+++ Provided data

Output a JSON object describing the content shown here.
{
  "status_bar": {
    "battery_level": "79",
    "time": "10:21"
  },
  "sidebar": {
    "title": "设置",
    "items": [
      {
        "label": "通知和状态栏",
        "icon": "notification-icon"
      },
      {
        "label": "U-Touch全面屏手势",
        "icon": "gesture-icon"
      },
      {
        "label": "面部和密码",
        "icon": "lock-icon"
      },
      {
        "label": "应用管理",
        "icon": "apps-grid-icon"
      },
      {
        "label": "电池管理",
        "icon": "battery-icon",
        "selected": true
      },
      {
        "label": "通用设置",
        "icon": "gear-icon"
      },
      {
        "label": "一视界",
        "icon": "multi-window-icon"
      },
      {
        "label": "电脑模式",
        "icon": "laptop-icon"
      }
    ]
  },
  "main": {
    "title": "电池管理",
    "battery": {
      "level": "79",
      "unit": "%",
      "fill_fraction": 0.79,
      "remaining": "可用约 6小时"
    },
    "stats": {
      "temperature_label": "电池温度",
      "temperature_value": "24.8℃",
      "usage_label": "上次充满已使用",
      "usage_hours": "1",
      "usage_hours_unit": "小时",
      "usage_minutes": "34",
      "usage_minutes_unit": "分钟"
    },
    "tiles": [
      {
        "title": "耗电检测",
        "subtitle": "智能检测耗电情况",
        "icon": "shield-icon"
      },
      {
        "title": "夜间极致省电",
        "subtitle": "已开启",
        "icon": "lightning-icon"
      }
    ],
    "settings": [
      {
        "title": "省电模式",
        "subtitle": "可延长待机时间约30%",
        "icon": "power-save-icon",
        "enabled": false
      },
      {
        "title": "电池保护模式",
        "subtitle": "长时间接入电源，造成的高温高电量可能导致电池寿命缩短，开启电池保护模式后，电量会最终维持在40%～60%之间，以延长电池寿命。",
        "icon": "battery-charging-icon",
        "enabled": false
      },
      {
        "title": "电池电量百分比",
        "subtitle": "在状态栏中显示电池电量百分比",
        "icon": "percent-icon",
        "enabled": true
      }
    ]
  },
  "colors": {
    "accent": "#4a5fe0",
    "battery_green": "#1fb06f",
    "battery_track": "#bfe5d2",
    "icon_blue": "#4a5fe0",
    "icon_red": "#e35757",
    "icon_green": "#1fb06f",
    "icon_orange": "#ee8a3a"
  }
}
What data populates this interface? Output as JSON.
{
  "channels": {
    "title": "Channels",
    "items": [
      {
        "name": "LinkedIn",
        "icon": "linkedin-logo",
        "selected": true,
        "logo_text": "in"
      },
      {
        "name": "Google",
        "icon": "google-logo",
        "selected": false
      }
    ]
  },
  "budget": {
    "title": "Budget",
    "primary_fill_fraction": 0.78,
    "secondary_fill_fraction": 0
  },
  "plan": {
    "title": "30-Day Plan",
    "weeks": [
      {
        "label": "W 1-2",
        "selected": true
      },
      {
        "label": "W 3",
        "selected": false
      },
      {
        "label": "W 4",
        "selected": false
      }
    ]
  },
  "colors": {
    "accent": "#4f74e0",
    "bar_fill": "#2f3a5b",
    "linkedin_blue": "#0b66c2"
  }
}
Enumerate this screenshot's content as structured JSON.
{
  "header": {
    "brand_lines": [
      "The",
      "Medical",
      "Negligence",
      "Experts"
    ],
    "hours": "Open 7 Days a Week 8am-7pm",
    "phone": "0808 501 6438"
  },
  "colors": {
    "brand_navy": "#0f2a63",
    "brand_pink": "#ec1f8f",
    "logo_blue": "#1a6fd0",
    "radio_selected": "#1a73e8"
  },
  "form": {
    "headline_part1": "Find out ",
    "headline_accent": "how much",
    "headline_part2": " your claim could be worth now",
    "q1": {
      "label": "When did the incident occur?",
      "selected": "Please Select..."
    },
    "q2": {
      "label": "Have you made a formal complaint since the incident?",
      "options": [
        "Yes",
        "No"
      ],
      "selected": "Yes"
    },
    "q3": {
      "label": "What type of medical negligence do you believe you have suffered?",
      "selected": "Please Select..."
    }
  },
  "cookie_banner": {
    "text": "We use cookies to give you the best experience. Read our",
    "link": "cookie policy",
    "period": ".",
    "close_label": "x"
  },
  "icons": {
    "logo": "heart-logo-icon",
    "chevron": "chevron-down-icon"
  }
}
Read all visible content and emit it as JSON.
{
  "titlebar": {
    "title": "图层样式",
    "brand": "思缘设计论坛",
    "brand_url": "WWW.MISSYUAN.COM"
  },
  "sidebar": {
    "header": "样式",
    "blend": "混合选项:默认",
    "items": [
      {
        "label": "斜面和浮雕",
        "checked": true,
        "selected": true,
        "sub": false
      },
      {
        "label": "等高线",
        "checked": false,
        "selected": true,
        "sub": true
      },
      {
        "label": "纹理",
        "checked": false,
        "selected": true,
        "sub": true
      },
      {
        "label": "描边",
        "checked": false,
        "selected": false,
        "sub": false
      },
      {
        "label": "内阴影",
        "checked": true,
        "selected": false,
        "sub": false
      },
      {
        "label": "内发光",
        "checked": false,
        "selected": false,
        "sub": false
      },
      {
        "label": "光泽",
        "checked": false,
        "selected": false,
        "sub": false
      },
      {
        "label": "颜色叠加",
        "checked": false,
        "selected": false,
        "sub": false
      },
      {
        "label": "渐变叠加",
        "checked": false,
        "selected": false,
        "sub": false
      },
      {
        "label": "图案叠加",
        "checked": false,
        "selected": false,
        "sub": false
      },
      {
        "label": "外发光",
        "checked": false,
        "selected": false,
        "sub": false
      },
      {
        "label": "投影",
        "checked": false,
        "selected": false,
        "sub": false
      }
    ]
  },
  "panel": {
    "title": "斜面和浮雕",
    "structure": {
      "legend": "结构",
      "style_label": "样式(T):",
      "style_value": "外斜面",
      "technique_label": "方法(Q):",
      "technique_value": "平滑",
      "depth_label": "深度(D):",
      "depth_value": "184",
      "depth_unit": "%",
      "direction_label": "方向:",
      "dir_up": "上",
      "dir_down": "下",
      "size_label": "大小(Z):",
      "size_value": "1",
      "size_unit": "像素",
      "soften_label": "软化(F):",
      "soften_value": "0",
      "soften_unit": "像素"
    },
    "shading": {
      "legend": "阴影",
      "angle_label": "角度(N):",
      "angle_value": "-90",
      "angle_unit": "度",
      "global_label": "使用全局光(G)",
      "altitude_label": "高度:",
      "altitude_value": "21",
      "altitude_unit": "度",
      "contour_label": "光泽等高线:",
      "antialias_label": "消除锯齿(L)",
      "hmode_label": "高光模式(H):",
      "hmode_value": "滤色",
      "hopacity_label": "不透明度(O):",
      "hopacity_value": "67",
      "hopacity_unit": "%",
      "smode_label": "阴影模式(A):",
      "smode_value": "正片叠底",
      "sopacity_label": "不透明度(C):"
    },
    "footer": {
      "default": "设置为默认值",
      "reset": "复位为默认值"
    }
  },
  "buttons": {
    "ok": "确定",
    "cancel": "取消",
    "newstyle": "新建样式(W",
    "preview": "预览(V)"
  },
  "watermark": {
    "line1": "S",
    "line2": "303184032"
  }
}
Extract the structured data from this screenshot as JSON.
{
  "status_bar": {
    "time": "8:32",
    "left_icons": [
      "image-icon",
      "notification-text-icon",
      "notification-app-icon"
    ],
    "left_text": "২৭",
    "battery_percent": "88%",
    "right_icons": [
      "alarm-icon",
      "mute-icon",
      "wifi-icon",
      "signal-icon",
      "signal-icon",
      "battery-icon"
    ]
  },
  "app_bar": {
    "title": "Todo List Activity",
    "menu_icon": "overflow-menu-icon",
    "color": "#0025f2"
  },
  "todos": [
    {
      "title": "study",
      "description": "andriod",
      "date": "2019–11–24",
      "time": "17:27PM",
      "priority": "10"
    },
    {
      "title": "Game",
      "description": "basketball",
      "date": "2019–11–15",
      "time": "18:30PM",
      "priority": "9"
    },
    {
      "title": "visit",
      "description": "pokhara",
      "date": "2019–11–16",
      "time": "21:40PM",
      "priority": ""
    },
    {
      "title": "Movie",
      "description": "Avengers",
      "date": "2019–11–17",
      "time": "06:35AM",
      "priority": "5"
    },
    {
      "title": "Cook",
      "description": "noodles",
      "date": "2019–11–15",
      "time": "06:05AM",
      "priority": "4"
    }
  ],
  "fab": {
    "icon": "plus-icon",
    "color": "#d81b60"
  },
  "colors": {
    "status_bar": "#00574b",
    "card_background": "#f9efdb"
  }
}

++++++

Goal:
Return the lines of the records that include the string "What".

Exercise result:
What data populates this interface? Output as JSON.
      "label": "What type of medical negligence do you believe you have suffered?",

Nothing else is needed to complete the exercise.